■ Your task:
Copy only what runs from the line containing "What's the underlying" through the end of the material below, line for line, with both ends included.

________

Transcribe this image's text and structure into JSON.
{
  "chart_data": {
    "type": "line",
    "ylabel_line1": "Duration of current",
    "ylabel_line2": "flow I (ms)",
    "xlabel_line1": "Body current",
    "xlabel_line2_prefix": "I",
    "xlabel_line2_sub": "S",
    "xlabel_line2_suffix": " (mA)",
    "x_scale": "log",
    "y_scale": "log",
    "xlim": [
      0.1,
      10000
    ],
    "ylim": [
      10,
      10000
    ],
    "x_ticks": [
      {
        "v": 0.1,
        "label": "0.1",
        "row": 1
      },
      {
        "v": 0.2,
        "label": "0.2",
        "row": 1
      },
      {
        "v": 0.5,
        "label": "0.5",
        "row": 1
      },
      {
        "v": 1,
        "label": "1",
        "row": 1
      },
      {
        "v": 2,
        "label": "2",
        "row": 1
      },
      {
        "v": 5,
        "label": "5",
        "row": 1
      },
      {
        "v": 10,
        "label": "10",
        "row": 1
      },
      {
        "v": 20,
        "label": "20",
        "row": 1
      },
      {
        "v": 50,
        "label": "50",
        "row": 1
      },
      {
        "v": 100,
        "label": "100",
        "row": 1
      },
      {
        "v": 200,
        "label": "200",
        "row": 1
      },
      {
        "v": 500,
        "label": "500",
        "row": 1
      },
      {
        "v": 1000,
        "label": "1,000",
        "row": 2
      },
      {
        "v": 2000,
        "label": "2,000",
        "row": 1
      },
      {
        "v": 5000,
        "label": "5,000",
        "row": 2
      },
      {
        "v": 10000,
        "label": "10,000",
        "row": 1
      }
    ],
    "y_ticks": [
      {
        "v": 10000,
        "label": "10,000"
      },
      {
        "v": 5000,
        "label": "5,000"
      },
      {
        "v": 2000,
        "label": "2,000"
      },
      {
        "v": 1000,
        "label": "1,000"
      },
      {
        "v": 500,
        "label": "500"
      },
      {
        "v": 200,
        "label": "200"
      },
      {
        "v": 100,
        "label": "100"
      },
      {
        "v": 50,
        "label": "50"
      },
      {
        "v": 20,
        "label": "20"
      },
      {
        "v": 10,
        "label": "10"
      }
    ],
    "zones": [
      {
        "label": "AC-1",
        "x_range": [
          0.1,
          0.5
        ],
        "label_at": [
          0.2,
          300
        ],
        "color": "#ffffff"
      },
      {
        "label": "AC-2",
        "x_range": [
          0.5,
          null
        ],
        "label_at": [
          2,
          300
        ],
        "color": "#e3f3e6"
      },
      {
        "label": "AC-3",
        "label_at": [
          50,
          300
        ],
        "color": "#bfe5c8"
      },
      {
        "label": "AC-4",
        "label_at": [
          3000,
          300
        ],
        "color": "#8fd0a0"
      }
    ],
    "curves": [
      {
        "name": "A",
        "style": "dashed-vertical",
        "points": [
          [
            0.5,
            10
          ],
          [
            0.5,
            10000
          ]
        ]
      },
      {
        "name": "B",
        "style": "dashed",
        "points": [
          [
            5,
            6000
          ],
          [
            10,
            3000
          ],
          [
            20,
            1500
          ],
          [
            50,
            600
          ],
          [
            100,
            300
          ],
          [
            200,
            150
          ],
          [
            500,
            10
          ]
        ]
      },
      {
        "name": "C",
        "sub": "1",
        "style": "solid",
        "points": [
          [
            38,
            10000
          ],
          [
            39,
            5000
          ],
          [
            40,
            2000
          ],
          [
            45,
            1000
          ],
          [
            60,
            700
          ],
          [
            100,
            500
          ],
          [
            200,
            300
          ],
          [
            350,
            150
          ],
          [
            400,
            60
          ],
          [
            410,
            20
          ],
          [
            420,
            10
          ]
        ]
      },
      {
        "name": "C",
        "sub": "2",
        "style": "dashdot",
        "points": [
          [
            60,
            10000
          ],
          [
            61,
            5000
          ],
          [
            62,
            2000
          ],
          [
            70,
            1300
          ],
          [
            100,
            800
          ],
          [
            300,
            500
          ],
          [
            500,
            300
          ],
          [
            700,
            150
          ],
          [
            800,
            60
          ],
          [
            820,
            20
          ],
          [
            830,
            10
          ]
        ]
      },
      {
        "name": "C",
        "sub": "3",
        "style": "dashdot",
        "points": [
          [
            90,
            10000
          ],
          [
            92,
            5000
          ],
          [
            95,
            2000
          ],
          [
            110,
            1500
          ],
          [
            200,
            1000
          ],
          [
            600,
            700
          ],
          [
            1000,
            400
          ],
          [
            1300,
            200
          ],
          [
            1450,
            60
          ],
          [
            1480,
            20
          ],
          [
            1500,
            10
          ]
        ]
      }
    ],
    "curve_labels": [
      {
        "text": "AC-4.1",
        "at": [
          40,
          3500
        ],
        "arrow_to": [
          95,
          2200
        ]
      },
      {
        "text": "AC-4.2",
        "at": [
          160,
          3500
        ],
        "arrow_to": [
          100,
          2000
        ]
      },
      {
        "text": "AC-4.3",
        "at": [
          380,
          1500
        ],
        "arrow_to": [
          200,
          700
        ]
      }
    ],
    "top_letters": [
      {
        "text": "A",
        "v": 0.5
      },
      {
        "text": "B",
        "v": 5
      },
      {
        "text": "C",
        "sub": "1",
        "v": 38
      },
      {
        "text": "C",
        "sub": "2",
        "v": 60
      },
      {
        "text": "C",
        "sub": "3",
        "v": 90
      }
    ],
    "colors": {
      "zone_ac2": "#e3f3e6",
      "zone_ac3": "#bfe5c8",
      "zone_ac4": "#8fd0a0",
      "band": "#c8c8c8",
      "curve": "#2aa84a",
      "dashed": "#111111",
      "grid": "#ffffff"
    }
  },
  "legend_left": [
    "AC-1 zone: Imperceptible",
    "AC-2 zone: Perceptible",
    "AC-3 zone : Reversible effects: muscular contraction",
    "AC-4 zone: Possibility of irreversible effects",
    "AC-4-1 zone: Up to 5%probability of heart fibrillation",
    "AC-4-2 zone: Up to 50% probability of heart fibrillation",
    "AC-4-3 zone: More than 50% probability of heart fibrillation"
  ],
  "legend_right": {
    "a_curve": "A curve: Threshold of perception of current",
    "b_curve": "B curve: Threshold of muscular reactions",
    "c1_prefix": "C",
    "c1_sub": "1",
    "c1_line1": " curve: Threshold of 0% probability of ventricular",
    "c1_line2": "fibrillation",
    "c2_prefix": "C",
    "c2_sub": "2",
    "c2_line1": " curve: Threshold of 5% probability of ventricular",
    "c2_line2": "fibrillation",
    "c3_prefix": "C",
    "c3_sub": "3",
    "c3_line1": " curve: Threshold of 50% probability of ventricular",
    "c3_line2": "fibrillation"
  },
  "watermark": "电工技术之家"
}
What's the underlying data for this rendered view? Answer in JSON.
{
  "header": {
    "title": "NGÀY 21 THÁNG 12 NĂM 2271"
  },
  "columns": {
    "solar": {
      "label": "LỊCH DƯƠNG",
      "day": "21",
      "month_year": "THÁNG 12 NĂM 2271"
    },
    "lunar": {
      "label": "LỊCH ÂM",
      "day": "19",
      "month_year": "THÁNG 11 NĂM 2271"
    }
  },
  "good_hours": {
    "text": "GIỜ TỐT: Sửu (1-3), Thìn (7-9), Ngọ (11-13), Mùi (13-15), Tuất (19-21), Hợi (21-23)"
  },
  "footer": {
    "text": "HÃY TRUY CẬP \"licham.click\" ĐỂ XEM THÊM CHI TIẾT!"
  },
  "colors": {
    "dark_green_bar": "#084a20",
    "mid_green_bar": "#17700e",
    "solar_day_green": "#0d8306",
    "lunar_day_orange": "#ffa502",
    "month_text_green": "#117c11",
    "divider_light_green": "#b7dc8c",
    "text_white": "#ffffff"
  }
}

________

■ Solution below:
What's the underlying data for this rendered view? Answer in JSON.
{
  "header": {
    "title": "NGÀY 21 THÁNG 12 NĂM 2271"
  },
  "columns": {
    "solar": {
      "label": "LỊCH DƯƠNG",
      "day": "21",
      "month_year": "THÁNG 12 NĂM 2271"
    },
    "lunar": {
      "label": "LỊCH ÂM",
      "day": "19",
      "month_year": "THÁNG 11 NĂM 2271"
    }
  },
  "good_hours": {
    "text": "GIỜ TỐT: Sửu (1-3), Thìn (7-9), Ngọ (11-13), Mùi (13-15), Tuất (19-21), Hợi (21-23)"
  },
  "footer": {
    "text": "HÃY TRUY CẬP \"licham.click\" ĐỂ XEM THÊM CHI TIẾT!"
  },
  "colors": {
    "dark_green_bar": "#084a20",
    "mid_green_bar": "#17700e",
    "solar_day_green": "#0d8306",
    "lunar_day_orange": "#ffa502",
    "month_text_green": "#117c11",
    "divider_light_green": "#b7dc8c",
    "text_white": "#ffffff"
  }
}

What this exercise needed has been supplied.